▸ **Objective**:
Write the listing out again, all of it, word for word.

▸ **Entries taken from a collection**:
»»

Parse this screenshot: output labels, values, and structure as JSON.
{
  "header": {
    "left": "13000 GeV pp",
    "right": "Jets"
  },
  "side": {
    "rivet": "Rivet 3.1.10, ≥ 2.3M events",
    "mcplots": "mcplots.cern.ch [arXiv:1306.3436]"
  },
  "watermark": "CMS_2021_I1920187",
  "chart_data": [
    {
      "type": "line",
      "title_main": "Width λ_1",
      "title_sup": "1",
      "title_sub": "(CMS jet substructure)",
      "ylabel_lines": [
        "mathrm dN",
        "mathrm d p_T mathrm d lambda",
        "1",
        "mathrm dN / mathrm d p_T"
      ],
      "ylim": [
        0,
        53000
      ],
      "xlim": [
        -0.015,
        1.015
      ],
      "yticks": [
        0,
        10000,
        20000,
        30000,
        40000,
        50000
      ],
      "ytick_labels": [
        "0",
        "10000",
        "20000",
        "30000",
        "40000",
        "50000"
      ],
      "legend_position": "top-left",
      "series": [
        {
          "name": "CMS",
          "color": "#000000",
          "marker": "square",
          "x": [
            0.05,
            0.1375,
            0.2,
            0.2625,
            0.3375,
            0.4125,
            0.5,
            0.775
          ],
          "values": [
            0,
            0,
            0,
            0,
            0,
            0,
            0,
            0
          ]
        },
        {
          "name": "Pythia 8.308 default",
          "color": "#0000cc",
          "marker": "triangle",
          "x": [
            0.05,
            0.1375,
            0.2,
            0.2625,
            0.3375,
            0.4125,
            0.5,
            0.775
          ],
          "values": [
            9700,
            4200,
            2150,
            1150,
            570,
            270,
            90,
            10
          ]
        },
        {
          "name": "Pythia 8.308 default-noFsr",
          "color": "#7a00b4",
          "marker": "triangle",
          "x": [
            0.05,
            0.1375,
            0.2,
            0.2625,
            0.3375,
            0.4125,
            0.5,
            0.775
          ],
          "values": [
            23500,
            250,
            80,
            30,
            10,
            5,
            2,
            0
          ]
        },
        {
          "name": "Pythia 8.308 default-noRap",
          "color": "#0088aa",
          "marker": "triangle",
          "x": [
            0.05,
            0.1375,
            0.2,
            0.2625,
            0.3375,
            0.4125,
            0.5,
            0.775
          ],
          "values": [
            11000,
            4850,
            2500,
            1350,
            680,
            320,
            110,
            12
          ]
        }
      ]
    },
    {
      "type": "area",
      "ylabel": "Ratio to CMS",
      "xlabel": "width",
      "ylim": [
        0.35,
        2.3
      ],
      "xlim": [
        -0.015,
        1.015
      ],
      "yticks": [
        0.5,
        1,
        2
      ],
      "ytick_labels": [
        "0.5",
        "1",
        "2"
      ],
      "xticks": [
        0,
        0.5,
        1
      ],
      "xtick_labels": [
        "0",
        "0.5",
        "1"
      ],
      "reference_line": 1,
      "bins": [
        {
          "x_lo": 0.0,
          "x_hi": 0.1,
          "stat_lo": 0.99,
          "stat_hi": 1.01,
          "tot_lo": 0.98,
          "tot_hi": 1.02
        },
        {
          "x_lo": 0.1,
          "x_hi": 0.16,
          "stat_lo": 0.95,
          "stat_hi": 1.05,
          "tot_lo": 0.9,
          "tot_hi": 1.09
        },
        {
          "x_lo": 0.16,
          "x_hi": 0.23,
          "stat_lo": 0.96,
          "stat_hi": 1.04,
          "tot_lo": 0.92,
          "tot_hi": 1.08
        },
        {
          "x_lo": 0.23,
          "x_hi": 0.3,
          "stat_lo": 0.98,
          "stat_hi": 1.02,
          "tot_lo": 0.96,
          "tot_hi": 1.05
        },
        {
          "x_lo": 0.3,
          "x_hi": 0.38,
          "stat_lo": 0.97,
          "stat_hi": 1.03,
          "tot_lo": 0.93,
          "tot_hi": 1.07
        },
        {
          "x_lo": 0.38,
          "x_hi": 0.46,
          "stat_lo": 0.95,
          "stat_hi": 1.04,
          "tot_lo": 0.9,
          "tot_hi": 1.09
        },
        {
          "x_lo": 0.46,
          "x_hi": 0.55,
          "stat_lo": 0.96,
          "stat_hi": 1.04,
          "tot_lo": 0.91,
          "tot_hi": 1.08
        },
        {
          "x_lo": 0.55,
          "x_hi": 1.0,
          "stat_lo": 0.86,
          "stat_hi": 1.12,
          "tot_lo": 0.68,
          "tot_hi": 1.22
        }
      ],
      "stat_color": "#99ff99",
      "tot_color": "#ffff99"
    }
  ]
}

««

▸ **Written response**:
Parse this screenshot: output labels, values, and structure as JSON.
{
  "header": {
    "left": "13000 GeV pp",
    "right": "Jets"
  },
  "side": {
    "rivet": "Rivet 3.1.10, ≥ 2.3M events",
    "mcplots": "mcplots.cern.ch [arXiv:1306.3436]"
  },
  "watermark": "CMS_2021_I1920187",
  "chart_data": [
    {
      "type": "line",
      "title_main": "Width λ_1",
      "title_sup": "1",
      "title_sub": "(CMS jet substructure)",
      "ylabel_lines": [
        "mathrm dN",
        "mathrm d p_T mathrm d lambda",
        "1",
        "mathrm dN / mathrm d p_T"
      ],
      "ylim": [
        0,
        53000
      ],
      "xlim": [
        -0.015,
        1.015
      ],
      "yticks": [
        0,
        10000,
        20000,
        30000,
        40000,
        50000
      ],
      "ytick_labels": [
        "0",
        "10000",
        "20000",
        "30000",
        "40000",
        "50000"
      ],
      "legend_position": "top-left",
      "series": [
        {
          "name": "CMS",
          "color": "#000000",
          "marker": "square",
          "x": [
            0.05,
            0.1375,
            0.2,
            0.2625,
            0.3375,
            0.4125,
            0.5,
            0.775
          ],
          "values": [
            0,
            0,
            0,
            0,
            0,
            0,
            0,
            0
          ]
        },
        {
          "name": "Pythia 8.308 default",
          "color": "#0000cc",
          "marker": "triangle",
          "x": [
            0.05,
            0.1375,
            0.2,
            0.2625,
            0.3375,
            0.4125,
            0.5,
            0.775
          ],
          "values": [
            9700,
            4200,
            2150,
            1150,
            570,
            270,
            90,
            10
          ]
        },
        {
          "name": "Pythia 8.308 default-noFsr",
          "color": "#7a00b4",
          "marker": "triangle",
          "x": [
            0.05,
            0.1375,
            0.2,
            0.2625,
            0.3375,
            0.4125,
            0.5,
            0.775
          ],
          "values": [
            23500,
            250,
            80,
            30,
            10,
            5,
            2,
            0
          ]
        },
        {
          "name": "Pythia 8.308 default-noRap",
          "color": "#0088aa",
          "marker": "triangle",
          "x": [
            0.05,
            0.1375,
            0.2,
            0.2625,
            0.3375,
            0.4125,
            0.5,
            0.775
          ],
          "values": [
            11000,
            4850,
            2500,
            1350,
            680,
            320,
            110,
            12
          ]
        }
      ]
    },
    {
      "type": "area",
      "ylabel": "Ratio to CMS",
      "xlabel": "width",
      "ylim": [
        0.35,
        2.3
      ],
      "xlim": [
        -0.015,
        1.015
      ],
      "yticks": [
        0.5,
        1,
        2
      ],
      "ytick_labels": [
        "0.5",
        "1",
        "2"
      ],
      "xticks": [
        0,
        0.5,
        1
      ],
      "xtick_labels": [
        "0",
        "0.5",
        "1"
      ],
      "reference_line": 1,
      "bins": [
        {
          "x_lo": 0.0,
          "x_hi": 0.1,
          "stat_lo": 0.99,
          "stat_hi": 1.01,
          "tot_lo": 0.98,
          "tot_hi": 1.02
        },
        {
          "x_lo": 0.1,
          "x_hi": 0.16,
          "stat_lo": 0.95,
          "stat_hi": 1.05,
          "tot_lo": 0.9,
          "tot_hi": 1.09
        },
        {
          "x_lo": 0.16,
          "x_hi": 0.23,
          "stat_lo": 0.96,
          "stat_hi": 1.04,
          "tot_lo": 0.92,
          "tot_hi": 1.08
        },
        {
          "x_lo": 0.23,
          "x_hi": 0.3,
          "stat_lo": 0.98,
          "stat_hi": 1.02,
          "tot_lo": 0.96,
          "tot_hi": 1.05
        },
        {
          "x_lo": 0.3,
          "x_hi": 0.38,
          "stat_lo": 0.97,
          "stat_hi": 1.03,
          "tot_lo": 0.93,
          "tot_hi": 1.07
        },
        {
          "x_lo": 0.38,
          "x_hi": 0.46,
          "stat_lo": 0.95,
          "stat_hi": 1.04,
          "tot_lo": 0.9,
          "tot_hi": 1.09
        },
        {
          "x_lo": 0.46,
          "x_hi": 0.55,
          "stat_lo": 0.96,
          "stat_hi": 1.04,
          "tot_lo": 0.91,
          "tot_hi": 1.08
        },
        {
          "x_lo": 0.55,
          "x_hi": 1.0,
          "stat_lo": 0.86,
          "stat_hi": 1.12,
          "tot_lo": 0.68,
          "tot_hi": 1.22
        }
      ],
      "stat_color": "#99ff99",
      "tot_color": "#ffff99"
    }
  ]
}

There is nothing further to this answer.